'''
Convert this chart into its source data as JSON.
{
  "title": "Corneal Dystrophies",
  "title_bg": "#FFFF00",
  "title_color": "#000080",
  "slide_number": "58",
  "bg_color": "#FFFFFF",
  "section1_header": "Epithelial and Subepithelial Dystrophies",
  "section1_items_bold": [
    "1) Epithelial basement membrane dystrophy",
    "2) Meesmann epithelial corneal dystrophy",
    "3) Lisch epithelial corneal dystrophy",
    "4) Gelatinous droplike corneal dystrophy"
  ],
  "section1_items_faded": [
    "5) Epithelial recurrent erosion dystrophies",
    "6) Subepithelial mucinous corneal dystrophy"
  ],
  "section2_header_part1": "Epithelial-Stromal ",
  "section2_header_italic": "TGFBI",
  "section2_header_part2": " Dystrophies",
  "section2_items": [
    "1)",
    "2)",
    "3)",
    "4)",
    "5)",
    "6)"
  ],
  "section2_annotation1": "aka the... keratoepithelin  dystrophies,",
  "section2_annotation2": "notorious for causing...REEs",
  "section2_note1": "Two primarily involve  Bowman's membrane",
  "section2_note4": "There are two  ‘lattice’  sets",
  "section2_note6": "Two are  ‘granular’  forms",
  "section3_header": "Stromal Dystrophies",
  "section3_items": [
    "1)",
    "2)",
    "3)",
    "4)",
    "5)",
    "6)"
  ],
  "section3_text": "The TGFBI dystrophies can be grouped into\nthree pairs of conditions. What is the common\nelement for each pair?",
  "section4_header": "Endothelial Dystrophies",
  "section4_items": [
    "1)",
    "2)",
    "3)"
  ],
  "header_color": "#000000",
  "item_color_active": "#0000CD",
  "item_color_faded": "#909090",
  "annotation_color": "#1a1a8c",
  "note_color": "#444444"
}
'''
JOB: Output each record precisely as given.

WORKED SOLUTION:
Convert this chart into its source data as JSON.
{
  "title": "Corneal Dystrophies",
  "title_bg": "#FFFF00",
  "title_color": "#000080",
  "slide_number": "58",
  "bg_color": "#FFFFFF",
  "section1_header": "Epithelial and Subepithelial Dystrophies",
  "section1_items_bold": [
    "1) Epithelial basement membrane dystrophy",
    "2) Meesmann epithelial corneal dystrophy",
    "3) Lisch epithelial corneal dystrophy",
    "4) Gelatinous droplike corneal dystrophy"
  ],
  "section1_items_faded": [
    "5) Epithelial recurrent erosion dystrophies",
    "6) Subepithelial mucinous corneal dystrophy"
  ],
  "section2_header_part1": "Epithelial-Stromal ",
  "section2_header_italic": "TGFBI",
  "section2_header_part2": " Dystrophies",
  "section2_items": [
    "1)",
    "2)",
    "3)",
    "4)",
    "5)",
    "6)"
  ],
  "section2_annotation1": "aka the... keratoepithelin  dystrophies,",
  "section2_annotation2": "notorious for causing...REEs",
  "section2_note1": "Two primarily involve  Bowman's membrane",
  "section2_note4": "There are two  ‘lattice’  sets",
  "section2_note6": "Two are  ‘granular’  forms",
  "section3_header": "Stromal Dystrophies",
  "section3_items": [
    "1)",
    "2)",
    "3)",
    "4)",
    "5)",
    "6)"
  ],
  "section3_text": "The TGFBI dystrophies can be grouped into\nthree pairs of conditions. What is the common\nelement for each pair?",
  "section4_header": "Endothelial Dystrophies",
  "section4_items": [
    "1)",
    "2)",
    "3)"
  ],
  "header_color": "#000000",
  "item_color_active": "#0000CD",
  "item_color_faded": "#909090",
  "annotation_color": "#1a1a8c",
  "note_color": "#444444"
}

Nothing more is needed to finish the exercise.